Records from a data source:
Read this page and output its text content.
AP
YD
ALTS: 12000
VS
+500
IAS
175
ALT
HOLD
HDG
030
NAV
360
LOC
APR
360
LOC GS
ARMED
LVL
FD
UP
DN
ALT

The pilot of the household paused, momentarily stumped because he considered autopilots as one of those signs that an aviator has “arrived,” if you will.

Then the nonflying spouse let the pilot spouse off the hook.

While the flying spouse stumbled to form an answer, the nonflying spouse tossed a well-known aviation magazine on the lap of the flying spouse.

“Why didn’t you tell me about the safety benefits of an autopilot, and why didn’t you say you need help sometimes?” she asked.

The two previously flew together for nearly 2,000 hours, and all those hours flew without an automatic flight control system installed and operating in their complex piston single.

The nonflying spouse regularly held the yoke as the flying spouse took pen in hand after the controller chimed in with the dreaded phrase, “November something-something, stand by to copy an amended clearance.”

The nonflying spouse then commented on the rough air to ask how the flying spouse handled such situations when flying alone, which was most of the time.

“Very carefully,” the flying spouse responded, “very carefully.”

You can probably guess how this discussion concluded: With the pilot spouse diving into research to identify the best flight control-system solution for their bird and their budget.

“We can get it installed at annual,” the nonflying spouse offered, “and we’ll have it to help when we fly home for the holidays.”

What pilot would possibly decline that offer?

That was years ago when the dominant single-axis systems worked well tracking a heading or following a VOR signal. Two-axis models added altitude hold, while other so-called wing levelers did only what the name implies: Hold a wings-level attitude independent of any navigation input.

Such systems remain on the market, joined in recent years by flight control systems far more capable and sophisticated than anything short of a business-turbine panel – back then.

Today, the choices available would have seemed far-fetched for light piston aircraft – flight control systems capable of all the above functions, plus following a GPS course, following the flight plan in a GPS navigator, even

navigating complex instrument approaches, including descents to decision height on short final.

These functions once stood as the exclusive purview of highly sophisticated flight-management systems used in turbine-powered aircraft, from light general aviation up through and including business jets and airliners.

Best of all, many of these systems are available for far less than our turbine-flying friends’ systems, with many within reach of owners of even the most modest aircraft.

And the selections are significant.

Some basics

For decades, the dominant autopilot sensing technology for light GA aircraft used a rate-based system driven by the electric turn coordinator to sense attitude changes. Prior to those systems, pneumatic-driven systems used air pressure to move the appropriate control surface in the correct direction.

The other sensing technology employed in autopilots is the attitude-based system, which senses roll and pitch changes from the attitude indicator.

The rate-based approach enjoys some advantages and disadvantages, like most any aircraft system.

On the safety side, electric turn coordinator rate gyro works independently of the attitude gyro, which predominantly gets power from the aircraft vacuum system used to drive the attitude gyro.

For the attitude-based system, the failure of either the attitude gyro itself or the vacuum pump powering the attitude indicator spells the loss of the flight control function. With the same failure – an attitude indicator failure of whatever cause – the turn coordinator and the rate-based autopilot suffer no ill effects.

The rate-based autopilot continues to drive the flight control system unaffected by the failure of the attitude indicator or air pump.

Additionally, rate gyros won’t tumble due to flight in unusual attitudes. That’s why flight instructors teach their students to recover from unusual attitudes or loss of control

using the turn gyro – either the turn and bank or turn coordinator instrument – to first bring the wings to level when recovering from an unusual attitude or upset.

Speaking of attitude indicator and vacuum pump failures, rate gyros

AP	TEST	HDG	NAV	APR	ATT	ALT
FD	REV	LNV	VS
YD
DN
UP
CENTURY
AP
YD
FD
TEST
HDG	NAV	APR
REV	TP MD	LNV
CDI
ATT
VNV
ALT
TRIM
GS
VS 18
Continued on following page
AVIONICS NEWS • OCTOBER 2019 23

Direction:
Extract from the material all lines containing the string "help".

Final result:
“Why didn’t you tell me about the safety benefits of an autopilot, and why didn’t you say you need help sometimes?” she asked.
“We can get it installed at annual,” the nonflying spouse offered, “and we’ll have it to help when we fly home for the holidays.”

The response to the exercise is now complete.